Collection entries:
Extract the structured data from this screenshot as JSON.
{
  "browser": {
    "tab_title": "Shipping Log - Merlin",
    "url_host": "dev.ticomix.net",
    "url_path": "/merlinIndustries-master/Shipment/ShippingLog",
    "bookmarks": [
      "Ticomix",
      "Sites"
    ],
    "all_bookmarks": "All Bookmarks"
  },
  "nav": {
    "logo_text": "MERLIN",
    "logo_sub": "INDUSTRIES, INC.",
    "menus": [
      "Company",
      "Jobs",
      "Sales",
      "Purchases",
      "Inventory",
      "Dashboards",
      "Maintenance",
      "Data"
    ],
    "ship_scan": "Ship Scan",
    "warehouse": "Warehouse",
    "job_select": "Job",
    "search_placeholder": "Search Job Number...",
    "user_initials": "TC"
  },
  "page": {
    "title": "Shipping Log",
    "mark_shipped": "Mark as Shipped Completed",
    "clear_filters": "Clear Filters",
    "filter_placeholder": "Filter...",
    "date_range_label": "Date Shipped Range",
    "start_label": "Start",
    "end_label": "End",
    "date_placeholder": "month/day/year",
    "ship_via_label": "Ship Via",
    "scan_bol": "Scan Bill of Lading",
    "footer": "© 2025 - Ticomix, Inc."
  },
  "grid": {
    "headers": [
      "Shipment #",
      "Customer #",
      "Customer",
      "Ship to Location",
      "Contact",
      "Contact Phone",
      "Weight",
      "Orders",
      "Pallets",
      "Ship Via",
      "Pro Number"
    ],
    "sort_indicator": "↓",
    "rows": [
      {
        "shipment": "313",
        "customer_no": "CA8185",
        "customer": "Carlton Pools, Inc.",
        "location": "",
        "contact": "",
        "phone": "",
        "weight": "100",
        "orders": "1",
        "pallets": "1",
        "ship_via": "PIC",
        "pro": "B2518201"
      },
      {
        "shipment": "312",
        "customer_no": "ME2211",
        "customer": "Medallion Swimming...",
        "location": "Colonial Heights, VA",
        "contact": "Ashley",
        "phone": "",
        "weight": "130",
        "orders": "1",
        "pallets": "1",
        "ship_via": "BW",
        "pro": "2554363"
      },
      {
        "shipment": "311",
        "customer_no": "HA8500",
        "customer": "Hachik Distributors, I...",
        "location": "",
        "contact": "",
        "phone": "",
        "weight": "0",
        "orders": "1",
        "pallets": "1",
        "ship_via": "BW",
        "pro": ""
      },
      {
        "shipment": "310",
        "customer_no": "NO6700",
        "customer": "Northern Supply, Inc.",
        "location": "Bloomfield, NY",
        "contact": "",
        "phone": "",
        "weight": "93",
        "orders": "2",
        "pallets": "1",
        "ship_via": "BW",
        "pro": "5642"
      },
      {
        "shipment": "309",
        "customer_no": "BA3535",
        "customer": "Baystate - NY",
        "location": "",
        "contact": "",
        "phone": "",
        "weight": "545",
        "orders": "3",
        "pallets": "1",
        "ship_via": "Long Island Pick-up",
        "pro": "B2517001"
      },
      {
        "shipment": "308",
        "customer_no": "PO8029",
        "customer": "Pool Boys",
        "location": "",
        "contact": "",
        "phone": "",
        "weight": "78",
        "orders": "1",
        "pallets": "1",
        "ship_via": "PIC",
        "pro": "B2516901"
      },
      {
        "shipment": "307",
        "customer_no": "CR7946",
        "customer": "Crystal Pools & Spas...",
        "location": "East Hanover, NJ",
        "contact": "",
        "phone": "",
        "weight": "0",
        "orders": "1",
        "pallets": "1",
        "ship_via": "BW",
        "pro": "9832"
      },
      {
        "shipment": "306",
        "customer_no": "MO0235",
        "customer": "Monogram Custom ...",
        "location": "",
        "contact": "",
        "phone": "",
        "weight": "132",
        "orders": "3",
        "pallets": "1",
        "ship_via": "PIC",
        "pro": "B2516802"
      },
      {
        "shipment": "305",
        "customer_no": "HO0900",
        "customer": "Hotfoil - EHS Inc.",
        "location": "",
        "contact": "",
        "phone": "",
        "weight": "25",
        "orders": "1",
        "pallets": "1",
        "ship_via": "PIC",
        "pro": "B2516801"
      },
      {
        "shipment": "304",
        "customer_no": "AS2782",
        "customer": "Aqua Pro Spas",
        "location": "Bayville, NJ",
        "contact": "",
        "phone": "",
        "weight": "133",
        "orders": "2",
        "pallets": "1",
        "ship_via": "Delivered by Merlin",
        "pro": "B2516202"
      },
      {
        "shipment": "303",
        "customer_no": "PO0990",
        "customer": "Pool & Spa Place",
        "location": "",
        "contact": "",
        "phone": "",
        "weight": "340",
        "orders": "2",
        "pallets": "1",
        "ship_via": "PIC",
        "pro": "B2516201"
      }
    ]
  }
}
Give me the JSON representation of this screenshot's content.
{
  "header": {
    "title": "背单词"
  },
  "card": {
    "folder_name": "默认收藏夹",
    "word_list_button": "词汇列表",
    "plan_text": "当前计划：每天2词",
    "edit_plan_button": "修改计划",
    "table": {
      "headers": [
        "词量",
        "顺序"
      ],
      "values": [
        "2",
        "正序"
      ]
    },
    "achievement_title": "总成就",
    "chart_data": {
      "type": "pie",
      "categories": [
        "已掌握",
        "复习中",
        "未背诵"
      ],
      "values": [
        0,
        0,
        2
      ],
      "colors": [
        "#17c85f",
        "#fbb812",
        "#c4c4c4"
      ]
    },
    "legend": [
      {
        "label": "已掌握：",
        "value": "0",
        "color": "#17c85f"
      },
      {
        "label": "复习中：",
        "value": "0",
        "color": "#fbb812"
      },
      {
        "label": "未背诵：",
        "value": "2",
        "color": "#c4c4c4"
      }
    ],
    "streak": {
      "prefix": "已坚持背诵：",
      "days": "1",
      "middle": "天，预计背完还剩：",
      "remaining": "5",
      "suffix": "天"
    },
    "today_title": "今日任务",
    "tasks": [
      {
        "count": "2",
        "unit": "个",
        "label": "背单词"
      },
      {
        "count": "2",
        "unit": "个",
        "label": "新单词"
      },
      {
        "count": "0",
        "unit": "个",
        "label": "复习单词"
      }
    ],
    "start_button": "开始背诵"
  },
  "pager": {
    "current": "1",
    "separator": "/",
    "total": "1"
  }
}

*Aim of the exercise*
State the count of lines that contain the string "Shipped". Nothing else is needed.

*Exercise result*
2